#### [Directions]
Output an exact reproduction of the data.

⁂

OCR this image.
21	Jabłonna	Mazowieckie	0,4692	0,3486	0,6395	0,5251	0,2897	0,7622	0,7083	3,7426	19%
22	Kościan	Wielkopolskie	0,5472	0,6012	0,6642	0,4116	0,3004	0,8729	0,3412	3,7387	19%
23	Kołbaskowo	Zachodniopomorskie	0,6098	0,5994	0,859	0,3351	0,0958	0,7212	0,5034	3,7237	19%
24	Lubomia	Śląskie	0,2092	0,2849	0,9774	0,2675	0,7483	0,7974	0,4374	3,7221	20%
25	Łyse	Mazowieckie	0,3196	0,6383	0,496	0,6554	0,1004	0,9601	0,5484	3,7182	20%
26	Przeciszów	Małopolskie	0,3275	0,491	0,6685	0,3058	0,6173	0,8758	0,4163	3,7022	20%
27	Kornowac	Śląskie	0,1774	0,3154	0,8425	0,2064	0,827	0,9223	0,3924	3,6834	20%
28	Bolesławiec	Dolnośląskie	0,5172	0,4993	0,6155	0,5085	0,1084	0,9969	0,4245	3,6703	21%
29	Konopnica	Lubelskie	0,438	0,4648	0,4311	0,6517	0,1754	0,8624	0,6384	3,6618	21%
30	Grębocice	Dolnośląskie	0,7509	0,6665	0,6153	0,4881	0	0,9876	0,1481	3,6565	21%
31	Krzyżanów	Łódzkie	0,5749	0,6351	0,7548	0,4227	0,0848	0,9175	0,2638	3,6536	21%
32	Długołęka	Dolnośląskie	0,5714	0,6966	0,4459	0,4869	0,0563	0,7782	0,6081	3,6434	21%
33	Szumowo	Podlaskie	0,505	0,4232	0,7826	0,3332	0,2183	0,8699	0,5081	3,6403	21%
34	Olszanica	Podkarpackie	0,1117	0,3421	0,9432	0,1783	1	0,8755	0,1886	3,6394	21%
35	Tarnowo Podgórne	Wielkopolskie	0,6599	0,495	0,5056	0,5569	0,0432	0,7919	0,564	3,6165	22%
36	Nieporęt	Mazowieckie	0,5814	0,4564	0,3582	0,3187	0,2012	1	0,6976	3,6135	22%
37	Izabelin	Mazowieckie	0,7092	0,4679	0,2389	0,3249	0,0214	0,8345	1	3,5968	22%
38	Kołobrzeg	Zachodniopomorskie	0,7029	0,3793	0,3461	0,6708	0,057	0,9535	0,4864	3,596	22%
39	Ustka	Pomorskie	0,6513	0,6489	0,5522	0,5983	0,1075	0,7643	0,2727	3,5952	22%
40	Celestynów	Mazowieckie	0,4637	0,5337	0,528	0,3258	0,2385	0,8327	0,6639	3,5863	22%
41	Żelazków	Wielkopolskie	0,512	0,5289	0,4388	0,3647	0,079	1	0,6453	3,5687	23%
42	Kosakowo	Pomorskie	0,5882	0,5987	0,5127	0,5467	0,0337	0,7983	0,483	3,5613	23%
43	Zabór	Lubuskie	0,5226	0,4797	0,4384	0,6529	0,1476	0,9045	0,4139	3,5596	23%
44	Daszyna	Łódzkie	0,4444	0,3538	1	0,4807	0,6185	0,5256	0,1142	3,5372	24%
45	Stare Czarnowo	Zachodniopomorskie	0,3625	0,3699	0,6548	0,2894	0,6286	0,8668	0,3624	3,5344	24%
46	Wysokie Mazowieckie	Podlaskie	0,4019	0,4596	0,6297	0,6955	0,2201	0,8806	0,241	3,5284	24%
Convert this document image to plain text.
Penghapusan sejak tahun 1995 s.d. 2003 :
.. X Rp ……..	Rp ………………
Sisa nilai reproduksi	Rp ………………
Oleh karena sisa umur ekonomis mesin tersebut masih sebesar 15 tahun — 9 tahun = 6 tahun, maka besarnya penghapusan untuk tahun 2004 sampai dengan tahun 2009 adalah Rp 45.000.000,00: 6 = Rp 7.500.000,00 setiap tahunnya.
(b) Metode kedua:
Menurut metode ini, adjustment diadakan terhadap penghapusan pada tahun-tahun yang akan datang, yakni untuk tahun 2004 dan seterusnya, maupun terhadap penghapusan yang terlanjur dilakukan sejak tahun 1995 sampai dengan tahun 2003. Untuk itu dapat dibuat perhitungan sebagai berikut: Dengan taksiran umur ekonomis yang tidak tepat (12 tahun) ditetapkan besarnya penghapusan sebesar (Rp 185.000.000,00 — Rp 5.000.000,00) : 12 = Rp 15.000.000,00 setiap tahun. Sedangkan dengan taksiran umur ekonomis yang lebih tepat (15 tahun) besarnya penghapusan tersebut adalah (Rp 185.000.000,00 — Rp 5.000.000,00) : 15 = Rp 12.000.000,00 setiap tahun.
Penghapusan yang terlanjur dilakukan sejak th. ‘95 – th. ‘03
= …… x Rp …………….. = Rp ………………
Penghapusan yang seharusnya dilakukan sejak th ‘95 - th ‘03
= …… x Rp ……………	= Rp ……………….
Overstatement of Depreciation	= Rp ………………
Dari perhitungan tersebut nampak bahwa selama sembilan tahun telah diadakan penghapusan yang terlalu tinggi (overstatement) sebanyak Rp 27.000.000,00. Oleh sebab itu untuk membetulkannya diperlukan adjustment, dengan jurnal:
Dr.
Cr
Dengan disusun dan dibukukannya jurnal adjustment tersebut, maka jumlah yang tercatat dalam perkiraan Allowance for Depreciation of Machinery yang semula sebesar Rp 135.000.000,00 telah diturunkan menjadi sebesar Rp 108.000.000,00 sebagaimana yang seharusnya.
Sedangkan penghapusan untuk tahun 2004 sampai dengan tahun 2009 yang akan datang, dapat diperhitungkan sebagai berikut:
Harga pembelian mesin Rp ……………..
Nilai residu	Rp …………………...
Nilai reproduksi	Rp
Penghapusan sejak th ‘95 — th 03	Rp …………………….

⁂

#### [Answer for this exercise]
OCR this image.
21	Jabłonna	Mazowieckie	0,4692	0,3486	0,6395	0,5251	0,2897	0,7622	0,7083	3,7426	19%
22	Kościan	Wielkopolskie	0,5472	0,6012	0,6642	0,4116	0,3004	0,8729	0,3412	3,7387	19%
23	Kołbaskowo	Zachodniopomorskie	0,6098	0,5994	0,859	0,3351	0,0958	0,7212	0,5034	3,7237	19%
24	Lubomia	Śląskie	0,2092	0,2849	0,9774	0,2675	0,7483	0,7974	0,4374	3,7221	20%
25	Łyse	Mazowieckie	0,3196	0,6383	0,496	0,6554	0,1004	0,9601	0,5484	3,7182	20%
26	Przeciszów	Małopolskie	0,3275	0,491	0,6685	0,3058	0,6173	0,8758	0,4163	3,7022	20%
27	Kornowac	Śląskie	0,1774	0,3154	0,8425	0,2064	0,827	0,9223	0,3924	3,6834	20%
28	Bolesławiec	Dolnośląskie	0,5172	0,4993	0,6155	0,5085	0,1084	0,9969	0,4245	3,6703	21%
29	Konopnica	Lubelskie	0,438	0,4648	0,4311	0,6517	0,1754	0,8624	0,6384	3,6618	21%
30	Grębocice	Dolnośląskie	0,7509	0,6665	0,6153	0,4881	0	0,9876	0,1481	3,6565	21%
31	Krzyżanów	Łódzkie	0,5749	0,6351	0,7548	0,4227	0,0848	0,9175	0,2638	3,6536	21%
32	Długołęka	Dolnośląskie	0,5714	0,6966	0,4459	0,4869	0,0563	0,7782	0,6081	3,6434	21%
33	Szumowo	Podlaskie	0,505	0,4232	0,7826	0,3332	0,2183	0,8699	0,5081	3,6403	21%
34	Olszanica	Podkarpackie	0,1117	0,3421	0,9432	0,1783	1	0,8755	0,1886	3,6394	21%
35	Tarnowo Podgórne	Wielkopolskie	0,6599	0,495	0,5056	0,5569	0,0432	0,7919	0,564	3,6165	22%
36	Nieporęt	Mazowieckie	0,5814	0,4564	0,3582	0,3187	0,2012	1	0,6976	3,6135	22%
37	Izabelin	Mazowieckie	0,7092	0,4679	0,2389	0,3249	0,0214	0,8345	1	3,5968	22%
38	Kołobrzeg	Zachodniopomorskie	0,7029	0,3793	0,3461	0,6708	0,057	0,9535	0,4864	3,596	22%
39	Ustka	Pomorskie	0,6513	0,6489	0,5522	0,5983	0,1075	0,7643	0,2727	3,5952	22%
40	Celestynów	Mazowieckie	0,4637	0,5337	0,528	0,3258	0,2385	0,8327	0,6639	3,5863	22%
41	Żelazków	Wielkopolskie	0,512	0,5289	0,4388	0,3647	0,079	1	0,6453	3,5687	23%
42	Kosakowo	Pomorskie	0,5882	0,5987	0,5127	0,5467	0,0337	0,7983	0,483	3,5613	23%
43	Zabór	Lubuskie	0,5226	0,4797	0,4384	0,6529	0,1476	0,9045	0,4139	3,5596	23%
44	Daszyna	Łódzkie	0,4444	0,3538	1	0,4807	0,6185	0,5256	0,1142	3,5372	24%
45	Stare Czarnowo	Zachodniopomorskie	0,3625	0,3699	0,6548	0,2894	0,6286	0,8668	0,3624	3,5344	24%
46	Wysokie Mazowieckie	Podlaskie	0,4019	0,4596	0,6297	0,6955	0,2201	0,8806	0,241	3,5284	24%
Convert this document image to plain text.
Penghapusan sejak tahun 1995 s.d. 2003 :
.. X Rp ……..	Rp ………………
Sisa nilai reproduksi	Rp ………………
Oleh karena sisa umur ekonomis mesin tersebut masih sebesar 15 tahun — 9 tahun = 6 tahun, maka besarnya penghapusan untuk tahun 2004 sampai dengan tahun 2009 adalah Rp 45.000.000,00: 6 = Rp 7.500.000,00 setiap tahunnya.
(b) Metode kedua:
Menurut metode ini, adjustment diadakan terhadap penghapusan pada tahun-tahun yang akan datang, yakni untuk tahun 2004 dan seterusnya, maupun terhadap penghapusan yang terlanjur dilakukan sejak tahun 1995 sampai dengan tahun 2003. Untuk itu dapat dibuat perhitungan sebagai berikut: Dengan taksiran umur ekonomis yang tidak tepat (12 tahun) ditetapkan besarnya penghapusan sebesar (Rp 185.000.000,00 — Rp 5.000.000,00) : 12 = Rp 15.000.000,00 setiap tahun. Sedangkan dengan taksiran umur ekonomis yang lebih tepat (15 tahun) besarnya penghapusan tersebut adalah (Rp 185.000.000,00 — Rp 5.000.000,00) : 15 = Rp 12.000.000,00 setiap tahun.
Penghapusan yang terlanjur dilakukan sejak th. ‘95 – th. ‘03
= …… x Rp …………….. = Rp ………………
Penghapusan yang seharusnya dilakukan sejak th ‘95 - th ‘03
= …… x Rp ……………	= Rp ……………….
Overstatement of Depreciation	= Rp ………………
Dari perhitungan tersebut nampak bahwa selama sembilan tahun telah diadakan penghapusan yang terlalu tinggi (overstatement) sebanyak Rp 27.000.000,00. Oleh sebab itu untuk membetulkannya diperlukan adjustment, dengan jurnal:
Dr.
Cr
Dengan disusun dan dibukukannya jurnal adjustment tersebut, maka jumlah yang tercatat dalam perkiraan Allowance for Depreciation of Machinery yang semula sebesar Rp 135.000.000,00 telah diturunkan menjadi sebesar Rp 108.000.000,00 sebagaimana yang seharusnya.
Sedangkan penghapusan untuk tahun 2004 sampai dengan tahun 2009 yang akan datang, dapat diperhitungkan sebagai berikut:
Harga pembelian mesin Rp ……………..
Nilai residu	Rp …………………...
Nilai reproduksi	Rp
Penghapusan sejak th ‘95 — th 03	Rp …………………….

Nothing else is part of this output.